(Data items)
** begin **

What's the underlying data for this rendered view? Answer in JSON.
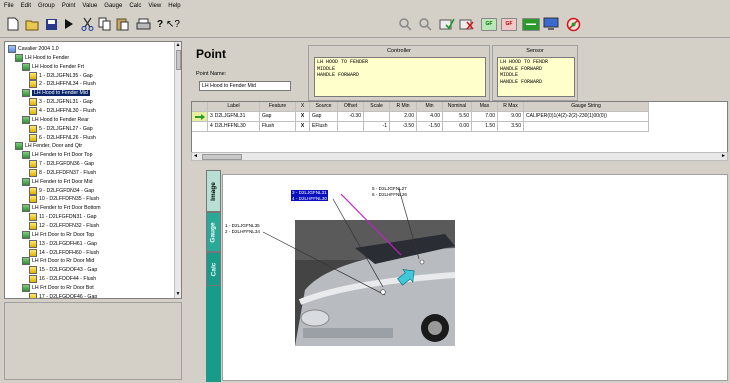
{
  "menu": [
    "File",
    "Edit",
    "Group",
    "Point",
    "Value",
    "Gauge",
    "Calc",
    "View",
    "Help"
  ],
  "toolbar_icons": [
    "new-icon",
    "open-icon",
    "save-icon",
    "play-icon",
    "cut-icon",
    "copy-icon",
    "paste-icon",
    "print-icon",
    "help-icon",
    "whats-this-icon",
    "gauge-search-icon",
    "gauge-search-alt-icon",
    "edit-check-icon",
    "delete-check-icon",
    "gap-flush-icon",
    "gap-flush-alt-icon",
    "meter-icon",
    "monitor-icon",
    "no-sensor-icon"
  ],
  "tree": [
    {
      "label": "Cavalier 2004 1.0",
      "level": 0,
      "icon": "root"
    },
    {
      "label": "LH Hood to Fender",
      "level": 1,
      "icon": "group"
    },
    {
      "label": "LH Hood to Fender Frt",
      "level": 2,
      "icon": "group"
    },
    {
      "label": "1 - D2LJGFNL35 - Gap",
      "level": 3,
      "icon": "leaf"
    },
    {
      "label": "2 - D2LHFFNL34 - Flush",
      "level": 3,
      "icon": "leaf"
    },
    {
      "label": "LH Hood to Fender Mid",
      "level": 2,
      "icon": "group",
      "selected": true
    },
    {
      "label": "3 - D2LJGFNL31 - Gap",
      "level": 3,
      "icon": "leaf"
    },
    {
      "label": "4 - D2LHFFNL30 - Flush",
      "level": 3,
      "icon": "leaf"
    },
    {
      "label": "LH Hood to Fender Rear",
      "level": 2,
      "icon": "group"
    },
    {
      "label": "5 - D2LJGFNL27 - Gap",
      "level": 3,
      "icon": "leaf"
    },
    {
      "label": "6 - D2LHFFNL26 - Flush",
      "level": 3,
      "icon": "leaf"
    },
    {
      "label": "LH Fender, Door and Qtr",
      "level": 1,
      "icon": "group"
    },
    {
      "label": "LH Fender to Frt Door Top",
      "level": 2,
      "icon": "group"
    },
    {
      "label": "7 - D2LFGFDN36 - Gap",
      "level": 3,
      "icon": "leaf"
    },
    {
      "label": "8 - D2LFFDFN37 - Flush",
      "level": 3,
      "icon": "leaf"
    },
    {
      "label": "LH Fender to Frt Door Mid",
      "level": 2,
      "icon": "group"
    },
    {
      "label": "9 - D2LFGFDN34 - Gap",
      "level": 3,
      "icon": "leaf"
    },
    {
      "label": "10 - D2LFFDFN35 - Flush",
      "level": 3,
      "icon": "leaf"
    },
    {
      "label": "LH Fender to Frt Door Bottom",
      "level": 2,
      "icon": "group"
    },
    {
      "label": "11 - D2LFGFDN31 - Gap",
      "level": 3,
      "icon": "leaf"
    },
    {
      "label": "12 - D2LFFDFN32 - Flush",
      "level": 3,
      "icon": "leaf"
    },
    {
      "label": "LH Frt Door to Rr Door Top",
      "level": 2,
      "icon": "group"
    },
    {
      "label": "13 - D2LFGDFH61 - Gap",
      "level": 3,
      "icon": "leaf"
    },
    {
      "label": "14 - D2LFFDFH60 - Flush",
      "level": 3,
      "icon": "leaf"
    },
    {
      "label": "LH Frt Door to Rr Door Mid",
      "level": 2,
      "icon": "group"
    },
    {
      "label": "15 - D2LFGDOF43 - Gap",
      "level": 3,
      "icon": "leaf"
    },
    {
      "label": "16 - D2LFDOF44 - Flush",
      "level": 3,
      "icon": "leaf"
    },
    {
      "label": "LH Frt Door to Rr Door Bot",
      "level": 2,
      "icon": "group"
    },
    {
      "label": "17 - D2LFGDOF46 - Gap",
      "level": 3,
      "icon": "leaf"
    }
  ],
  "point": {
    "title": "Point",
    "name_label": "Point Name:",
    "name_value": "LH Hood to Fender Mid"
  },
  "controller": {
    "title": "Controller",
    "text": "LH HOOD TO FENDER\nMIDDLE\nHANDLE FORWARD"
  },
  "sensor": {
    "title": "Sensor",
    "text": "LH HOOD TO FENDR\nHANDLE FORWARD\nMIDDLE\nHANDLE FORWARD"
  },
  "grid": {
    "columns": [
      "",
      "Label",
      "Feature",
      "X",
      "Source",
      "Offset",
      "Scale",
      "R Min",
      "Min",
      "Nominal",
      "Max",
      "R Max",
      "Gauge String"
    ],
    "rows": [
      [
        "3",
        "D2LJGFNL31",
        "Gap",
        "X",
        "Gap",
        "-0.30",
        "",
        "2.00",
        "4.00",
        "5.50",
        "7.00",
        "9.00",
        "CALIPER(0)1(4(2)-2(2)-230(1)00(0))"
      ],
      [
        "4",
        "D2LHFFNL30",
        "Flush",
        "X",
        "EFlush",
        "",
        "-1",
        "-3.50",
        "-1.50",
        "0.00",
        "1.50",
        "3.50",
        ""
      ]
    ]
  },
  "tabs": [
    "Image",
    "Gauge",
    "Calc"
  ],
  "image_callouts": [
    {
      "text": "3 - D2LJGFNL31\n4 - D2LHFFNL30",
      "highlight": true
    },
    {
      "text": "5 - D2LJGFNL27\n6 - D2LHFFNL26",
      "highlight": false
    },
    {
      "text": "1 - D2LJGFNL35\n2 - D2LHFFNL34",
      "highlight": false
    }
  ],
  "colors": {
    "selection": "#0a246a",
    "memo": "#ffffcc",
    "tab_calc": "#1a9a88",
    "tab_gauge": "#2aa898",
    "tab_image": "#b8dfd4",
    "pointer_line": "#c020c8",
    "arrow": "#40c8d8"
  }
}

** end **

Problem to work on
Output all the records, word for word, with no pictures in the copy.

Task answer
What's the underlying data for this rendered view? Answer in JSON.
{
  "menu": [
    "File",
    "Edit",
    "Group",
    "Point",
    "Value",
    "Gauge",
    "Calc",
    "View",
    "Help"
  ],
  "toolbar_icons": [
    "new-icon",
    "open-icon",
    "save-icon",
    "play-icon",
    "cut-icon",
    "copy-icon",
    "paste-icon",
    "print-icon",
    "help-icon",
    "whats-this-icon",
    "gauge-search-icon",
    "gauge-search-alt-icon",
    "edit-check-icon",
    "delete-check-icon",
    "gap-flush-icon",
    "gap-flush-alt-icon",
    "meter-icon",
    "monitor-icon",
    "no-sensor-icon"
  ],
  "tree": [
    {
      "label": "Cavalier 2004 1.0",
      "level": 0,
      "icon": "root"
    },
    {
      "label": "LH Hood to Fender",
      "level": 1,
      "icon": "group"
    },
    {
      "label": "LH Hood to Fender Frt",
      "level": 2,
      "icon": "group"
    },
    {
      "label": "1 - D2LJGFNL35 - Gap",
      "level": 3,
      "icon": "leaf"
    },
    {
      "label": "2 - D2LHFFNL34 - Flush",
      "level": 3,
      "icon": "leaf"
    },
    {
      "label": "LH Hood to Fender Mid",
      "level": 2,
      "icon": "group",
      "selected": true
    },
    {
      "label": "3 - D2LJGFNL31 - Gap",
      "level": 3,
      "icon": "leaf"
    },
    {
      "label": "4 - D2LHFFNL30 - Flush",
      "level": 3,
      "icon": "leaf"
    },
    {
      "label": "LH Hood to Fender Rear",
      "level": 2,
      "icon": "group"
    },
    {
      "label": "5 - D2LJGFNL27 - Gap",
      "level": 3,
      "icon": "leaf"
    },
    {
      "label": "6 - D2LHFFNL26 - Flush",
      "level": 3,
      "icon": "leaf"
    },
    {
      "label": "LH Fender, Door and Qtr",
      "level": 1,
      "icon": "group"
    },
    {
      "label": "LH Fender to Frt Door Top",
      "level": 2,
      "icon": "group"
    },
    {
      "label": "7 - D2LFGFDN36 - Gap",
      "level": 3,
      "icon": "leaf"
    },
    {
      "label": "8 - D2LFFDFN37 - Flush",
      "level": 3,
      "icon": "leaf"
    },
    {
      "label": "LH Fender to Frt Door Mid",
      "level": 2,
      "icon": "group"
    },
    {
      "label": "9 - D2LFGFDN34 - Gap",
      "level": 3,
      "icon": "leaf"
    },
    {
      "label": "10 - D2LFFDFN35 - Flush",
      "level": 3,
      "icon": "leaf"
    },
    {
      "label": "LH Fender to Frt Door Bottom",
      "level": 2,
      "icon": "group"
    },
    {
      "label": "11 - D2LFGFDN31 - Gap",
      "level": 3,
      "icon": "leaf"
    },
    {
      "label": "12 - D2LFFDFN32 - Flush",
      "level": 3,
      "icon": "leaf"
    },
    {
      "label": "LH Frt Door to Rr Door Top",
      "level": 2,
      "icon": "group"
    },
    {
      "label": "13 - D2LFGDFH61 - Gap",
      "level": 3,
      "icon": "leaf"
    },
    {
      "label": "14 - D2LFFDFH60 - Flush",
      "level": 3,
      "icon": "leaf"
    },
    {
      "label": "LH Frt Door to Rr Door Mid",
      "level": 2,
      "icon": "group"
    },
    {
      "label": "15 - D2LFGDOF43 - Gap",
      "level": 3,
      "icon": "leaf"
    },
    {
      "label": "16 - D2LFDOF44 - Flush",
      "level": 3,
      "icon": "leaf"
    },
    {
      "label": "LH Frt Door to Rr Door Bot",
      "level": 2,
      "icon": "group"
    },
    {
      "label": "17 - D2LFGDOF46 - Gap",
      "level": 3,
      "icon": "leaf"
    }
  ],
  "point": {
    "title": "Point",
    "name_label": "Point Name:",
    "name_value": "LH Hood to Fender Mid"
  },
  "controller": {
    "title": "Controller",
    "text": "LH HOOD TO FENDER\nMIDDLE\nHANDLE FORWARD"
  },
  "sensor": {
    "title": "Sensor",
    "text": "LH HOOD TO FENDR\nHANDLE FORWARD\nMIDDLE\nHANDLE FORWARD"
  },
  "grid": {
    "columns": [
      "",
      "Label",
      "Feature",
      "X",
      "Source",
      "Offset",
      "Scale",
      "R Min",
      "Min",
      "Nominal",
      "Max",
      "R Max",
      "Gauge String"
    ],
    "rows": [
      [
        "3",
        "D2LJGFNL31",
        "Gap",
        "X",
        "Gap",
        "-0.30",
        "",
        "2.00",
        "4.00",
        "5.50",
        "7.00",
        "9.00",
        "CALIPER(0)1(4(2)-2(2)-230(1)00(0))"
      ],
      [
        "4",
        "D2LHFFNL30",
        "Flush",
        "X",
        "EFlush",
        "",
        "-1",
        "-3.50",
        "-1.50",
        "0.00",
        "1.50",
        "3.50",
        ""
      ]
    ]
  },
  "tabs": [
    "Image",
    "Gauge",
    "Calc"
  ],
  "image_callouts": [
    {
      "text": "3 - D2LJGFNL31\n4 - D2LHFFNL30",
      "highlight": true
    },
    {
      "text": "5 - D2LJGFNL27\n6 - D2LHFFNL26",
      "highlight": false
    },
    {
      "text": "1 - D2LJGFNL35\n2 - D2LHFFNL34",
      "highlight": false
    }
  ],
  "colors": {
    "selection": "#0a246a",
    "memo": "#ffffcc",
    "tab_calc": "#1a9a88",
    "tab_gauge": "#2aa898",
    "tab_image": "#b8dfd4",
    "pointer_line": "#c020c8",
    "arrow": "#40c8d8"
  }
}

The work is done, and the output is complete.